**Direction**
Reproduce all records verbatim.

**Records for this task**
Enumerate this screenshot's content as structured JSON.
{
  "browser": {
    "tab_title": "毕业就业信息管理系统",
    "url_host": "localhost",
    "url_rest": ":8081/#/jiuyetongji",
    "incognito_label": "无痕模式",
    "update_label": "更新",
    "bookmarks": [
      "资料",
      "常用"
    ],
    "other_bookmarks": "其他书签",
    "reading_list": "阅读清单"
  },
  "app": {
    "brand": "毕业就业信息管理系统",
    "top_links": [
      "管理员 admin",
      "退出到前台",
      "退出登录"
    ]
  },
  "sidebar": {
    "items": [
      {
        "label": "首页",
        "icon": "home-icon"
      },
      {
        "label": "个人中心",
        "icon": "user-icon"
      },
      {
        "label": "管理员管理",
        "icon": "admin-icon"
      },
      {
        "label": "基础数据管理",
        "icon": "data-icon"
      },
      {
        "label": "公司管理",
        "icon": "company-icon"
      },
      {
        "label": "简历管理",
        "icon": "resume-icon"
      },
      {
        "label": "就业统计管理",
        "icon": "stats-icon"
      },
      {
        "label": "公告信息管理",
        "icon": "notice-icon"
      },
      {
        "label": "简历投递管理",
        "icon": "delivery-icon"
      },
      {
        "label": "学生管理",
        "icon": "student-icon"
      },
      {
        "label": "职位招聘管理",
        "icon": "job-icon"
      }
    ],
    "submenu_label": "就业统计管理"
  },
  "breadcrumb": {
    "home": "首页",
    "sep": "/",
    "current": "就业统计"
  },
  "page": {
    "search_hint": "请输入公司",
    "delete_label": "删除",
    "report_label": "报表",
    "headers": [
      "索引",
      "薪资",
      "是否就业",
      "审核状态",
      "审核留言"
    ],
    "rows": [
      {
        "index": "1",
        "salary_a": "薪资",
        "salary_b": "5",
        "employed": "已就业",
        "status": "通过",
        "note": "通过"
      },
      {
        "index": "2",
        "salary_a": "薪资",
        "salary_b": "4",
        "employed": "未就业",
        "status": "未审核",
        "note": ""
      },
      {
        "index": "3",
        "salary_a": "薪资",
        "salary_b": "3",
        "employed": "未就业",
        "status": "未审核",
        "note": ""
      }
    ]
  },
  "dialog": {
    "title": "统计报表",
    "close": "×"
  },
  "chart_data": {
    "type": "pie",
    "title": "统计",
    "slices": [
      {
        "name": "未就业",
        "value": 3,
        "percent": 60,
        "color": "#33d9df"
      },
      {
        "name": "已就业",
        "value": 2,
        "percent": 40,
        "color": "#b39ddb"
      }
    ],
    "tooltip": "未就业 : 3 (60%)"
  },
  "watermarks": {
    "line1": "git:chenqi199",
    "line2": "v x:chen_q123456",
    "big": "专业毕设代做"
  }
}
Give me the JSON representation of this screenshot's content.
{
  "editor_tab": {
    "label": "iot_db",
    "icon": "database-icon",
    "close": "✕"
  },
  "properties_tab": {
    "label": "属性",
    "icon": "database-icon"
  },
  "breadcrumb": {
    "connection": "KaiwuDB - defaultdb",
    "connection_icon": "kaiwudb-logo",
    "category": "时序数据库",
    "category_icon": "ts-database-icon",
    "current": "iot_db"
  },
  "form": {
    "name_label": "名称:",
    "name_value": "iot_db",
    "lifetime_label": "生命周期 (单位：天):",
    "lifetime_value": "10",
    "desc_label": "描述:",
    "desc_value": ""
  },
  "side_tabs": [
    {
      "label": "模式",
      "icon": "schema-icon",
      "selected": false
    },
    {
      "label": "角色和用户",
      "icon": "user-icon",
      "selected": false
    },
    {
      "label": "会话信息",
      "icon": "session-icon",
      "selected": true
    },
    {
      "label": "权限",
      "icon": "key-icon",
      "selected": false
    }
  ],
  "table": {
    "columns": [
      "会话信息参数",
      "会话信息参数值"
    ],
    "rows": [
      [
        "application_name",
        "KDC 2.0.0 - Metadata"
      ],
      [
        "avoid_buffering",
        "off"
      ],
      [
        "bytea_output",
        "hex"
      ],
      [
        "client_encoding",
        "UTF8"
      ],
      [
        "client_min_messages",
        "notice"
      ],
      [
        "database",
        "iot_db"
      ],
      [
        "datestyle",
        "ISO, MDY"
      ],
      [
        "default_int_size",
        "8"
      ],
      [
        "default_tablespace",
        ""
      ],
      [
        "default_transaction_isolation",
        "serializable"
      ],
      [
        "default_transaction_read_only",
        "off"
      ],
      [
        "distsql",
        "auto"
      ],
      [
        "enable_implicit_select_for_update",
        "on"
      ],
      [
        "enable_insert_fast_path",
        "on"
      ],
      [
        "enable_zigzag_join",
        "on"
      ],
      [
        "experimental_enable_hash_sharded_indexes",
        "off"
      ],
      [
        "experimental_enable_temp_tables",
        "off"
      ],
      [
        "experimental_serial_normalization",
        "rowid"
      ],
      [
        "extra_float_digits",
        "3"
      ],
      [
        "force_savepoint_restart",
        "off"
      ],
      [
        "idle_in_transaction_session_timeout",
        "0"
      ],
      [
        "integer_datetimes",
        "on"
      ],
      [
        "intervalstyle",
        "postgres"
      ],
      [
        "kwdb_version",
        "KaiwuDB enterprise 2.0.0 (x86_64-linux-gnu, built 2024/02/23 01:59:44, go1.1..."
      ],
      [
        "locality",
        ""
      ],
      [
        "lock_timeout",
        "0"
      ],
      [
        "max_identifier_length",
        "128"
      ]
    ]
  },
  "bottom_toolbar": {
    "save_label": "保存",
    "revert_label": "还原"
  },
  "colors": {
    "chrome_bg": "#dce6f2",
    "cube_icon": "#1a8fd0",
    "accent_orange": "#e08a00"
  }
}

**Output for this exercise**
Enumerate this screenshot's content as structured JSON.
{
  "browser": {
    "tab_title": "毕业就业信息管理系统",
    "url_host": "localhost",
    "url_rest": ":8081/#/jiuyetongji",
    "incognito_label": "无痕模式",
    "update_label": "更新",
    "bookmarks": [
      "资料",
      "常用"
    ],
    "other_bookmarks": "其他书签",
    "reading_list": "阅读清单"
  },
  "app": {
    "brand": "毕业就业信息管理系统",
    "top_links": [
      "管理员 admin",
      "退出到前台",
      "退出登录"
    ]
  },
  "sidebar": {
    "items": [
      {
        "label": "首页",
        "icon": "home-icon"
      },
      {
        "label": "个人中心",
        "icon": "user-icon"
      },
      {
        "label": "管理员管理",
        "icon": "admin-icon"
      },
      {
        "label": "基础数据管理",
        "icon": "data-icon"
      },
      {
        "label": "公司管理",
        "icon": "company-icon"
      },
      {
        "label": "简历管理",
        "icon": "resume-icon"
      },
      {
        "label": "就业统计管理",
        "icon": "stats-icon"
      },
      {
        "label": "公告信息管理",
        "icon": "notice-icon"
      },
      {
        "label": "简历投递管理",
        "icon": "delivery-icon"
      },
      {
        "label": "学生管理",
        "icon": "student-icon"
      },
      {
        "label": "职位招聘管理",
        "icon": "job-icon"
      }
    ],
    "submenu_label": "就业统计管理"
  },
  "breadcrumb": {
    "home": "首页",
    "sep": "/",
    "current": "就业统计"
  },
  "page": {
    "search_hint": "请输入公司",
    "delete_label": "删除",
    "report_label": "报表",
    "headers": [
      "索引",
      "薪资",
      "是否就业",
      "审核状态",
      "审核留言"
    ],
    "rows": [
      {
        "index": "1",
        "salary_a": "薪资",
        "salary_b": "5",
        "employed": "已就业",
        "status": "通过",
        "note": "通过"
      },
      {
        "index": "2",
        "salary_a": "薪资",
        "salary_b": "4",
        "employed": "未就业",
        "status": "未审核",
        "note": ""
      },
      {
        "index": "3",
        "salary_a": "薪资",
        "salary_b": "3",
        "employed": "未就业",
        "status": "未审核",
        "note": ""
      }
    ]
  },
  "dialog": {
    "title": "统计报表",
    "close": "×"
  },
  "chart_data": {
    "type": "pie",
    "title": "统计",
    "slices": [
      {
        "name": "未就业",
        "value": 3,
        "percent": 60,
        "color": "#33d9df"
      },
      {
        "name": "已就业",
        "value": 2,
        "percent": 40,
        "color": "#b39ddb"
      }
    ],
    "tooltip": "未就业 : 3 (60%)"
  },
  "watermarks": {
    "line1": "git:chenqi199",
    "line2": "v x:chen_q123456",
    "big": "专业毕设代做"
  }
}
Give me the JSON representation of this screenshot's content.
{
  "editor_tab": {
    "label": "iot_db",
    "icon": "database-icon",
    "close": "✕"
  },
  "properties_tab": {
    "label": "属性",
    "icon": "database-icon"
  },
  "breadcrumb": {
    "connection": "KaiwuDB - defaultdb",
    "connection_icon": "kaiwudb-logo",
    "category": "时序数据库",
    "category_icon": "ts-database-icon",
    "current": "iot_db"
  },
  "form": {
    "name_label": "名称:",
    "name_value": "iot_db",
    "lifetime_label": "生命周期 (单位：天):",
    "lifetime_value": "10",
    "desc_label": "描述:",
    "desc_value": ""
  },
  "side_tabs": [
    {
      "label": "模式",
      "icon": "schema-icon",
      "selected": false
    },
    {
      "label": "角色和用户",
      "icon": "user-icon",
      "selected": false
    },
    {
      "label": "会话信息",
      "icon": "session-icon",
      "selected": true
    },
    {
      "label": "权限",
      "icon": "key-icon",
      "selected": false
    }
  ],
  "table": {
    "columns": [
      "会话信息参数",
      "会话信息参数值"
    ],
    "rows": [
      [
        "application_name",
        "KDC 2.0.0 - Metadata"
      ],
      [
        "avoid_buffering",
        "off"
      ],
      [
        "bytea_output",
        "hex"
      ],
      [
        "client_encoding",
        "UTF8"
      ],
      [
        "client_min_messages",
        "notice"
      ],
      [
        "database",
        "iot_db"
      ],
      [
        "datestyle",
        "ISO, MDY"
      ],
      [
        "default_int_size",
        "8"
      ],
      [
        "default_tablespace",
        ""
      ],
      [
        "default_transaction_isolation",
        "serializable"
      ],
      [
        "default_transaction_read_only",
        "off"
      ],
      [
        "distsql",
        "auto"
      ],
      [
        "enable_implicit_select_for_update",
        "on"
      ],
      [
        "enable_insert_fast_path",
        "on"
      ],
      [
        "enable_zigzag_join",
        "on"
      ],
      [
        "experimental_enable_hash_sharded_indexes",
        "off"
      ],
      [
        "experimental_enable_temp_tables",
        "off"
      ],
      [
        "experimental_serial_normalization",
        "rowid"
      ],
      [
        "extra_float_digits",
        "3"
      ],
      [
        "force_savepoint_restart",
        "off"
      ],
      [
        "idle_in_transaction_session_timeout",
        "0"
      ],
      [
        "integer_datetimes",
        "on"
      ],
      [
        "intervalstyle",
        "postgres"
      ],
      [
        "kwdb_version",
        "KaiwuDB enterprise 2.0.0 (x86_64-linux-gnu, built 2024/02/23 01:59:44, go1.1..."
      ],
      [
        "locality",
        ""
      ],
      [
        "lock_timeout",
        "0"
      ],
      [
        "max_identifier_length",
        "128"
      ]
    ]
  },
  "bottom_toolbar": {
    "save_label": "保存",
    "revert_label": "还原"
  },
  "colors": {
    "chrome_bg": "#dce6f2",
    "cube_icon": "#1a8fd0",
    "accent_orange": "#e08a00"
  }
}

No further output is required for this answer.